Challenge: Restate all of the data exactly.

Records for this task:
* Begin *

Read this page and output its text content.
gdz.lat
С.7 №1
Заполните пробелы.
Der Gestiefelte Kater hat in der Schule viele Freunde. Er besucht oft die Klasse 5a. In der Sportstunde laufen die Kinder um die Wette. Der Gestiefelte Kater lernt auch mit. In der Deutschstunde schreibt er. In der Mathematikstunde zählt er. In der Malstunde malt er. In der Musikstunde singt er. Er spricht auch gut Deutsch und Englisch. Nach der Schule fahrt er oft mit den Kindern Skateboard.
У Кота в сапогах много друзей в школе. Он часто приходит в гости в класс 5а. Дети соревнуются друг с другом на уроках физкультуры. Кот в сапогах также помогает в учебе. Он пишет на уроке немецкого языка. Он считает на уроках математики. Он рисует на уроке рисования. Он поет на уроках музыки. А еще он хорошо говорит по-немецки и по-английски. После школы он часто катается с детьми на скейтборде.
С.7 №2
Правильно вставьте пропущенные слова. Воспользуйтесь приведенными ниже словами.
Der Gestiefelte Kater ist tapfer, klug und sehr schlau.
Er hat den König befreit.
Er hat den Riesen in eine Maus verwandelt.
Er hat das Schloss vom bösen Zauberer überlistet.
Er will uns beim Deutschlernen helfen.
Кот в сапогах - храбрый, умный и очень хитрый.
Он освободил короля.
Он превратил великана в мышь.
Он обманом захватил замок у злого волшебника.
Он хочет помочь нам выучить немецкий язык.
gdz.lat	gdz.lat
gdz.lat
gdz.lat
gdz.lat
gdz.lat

* End *

Solution:
Read this page and output its text content.
gdz.lat
С.7 №1
Заполните пробелы.
Der Gestiefelte Kater hat in der Schule viele Freunde. Er besucht oft die Klasse 5a. In der Sportstunde laufen die Kinder um die Wette. Der Gestiefelte Kater lernt auch mit. In der Deutschstunde schreibt er. In der Mathematikstunde zählt er. In der Malstunde malt er. In der Musikstunde singt er. Er spricht auch gut Deutsch und Englisch. Nach der Schule fahrt er oft mit den Kindern Skateboard.
У Кота в сапогах много друзей в школе. Он часто приходит в гости в класс 5а. Дети соревнуются друг с другом на уроках физкультуры. Кот в сапогах также помогает в учебе. Он пишет на уроке немецкого языка. Он считает на уроках математики. Он рисует на уроке рисования. Он поет на уроках музыки. А еще он хорошо говорит по-немецки и по-английски. После школы он часто катается с детьми на скейтборде.
С.7 №2
Правильно вставьте пропущенные слова. Воспользуйтесь приведенными ниже словами.
Der Gestiefelte Kater ist tapfer, klug und sehr schlau.
Er hat den König befreit.
Er hat den Riesen in eine Maus verwandelt.
Er hat das Schloss vom bösen Zauberer überlistet.
Er will uns beim Deutschlernen helfen.
Кот в сапогах - храбрый, умный и очень хитрый.
Он освободил короля.
Он превратил великана в мышь.
Он обманом захватил замок у злого волшебника.
Он хочет помочь нам выучить немецкий язык.
gdz.lat	gdz.lat
gdz.lat
gdz.lat
gdz.lat
gdz.lat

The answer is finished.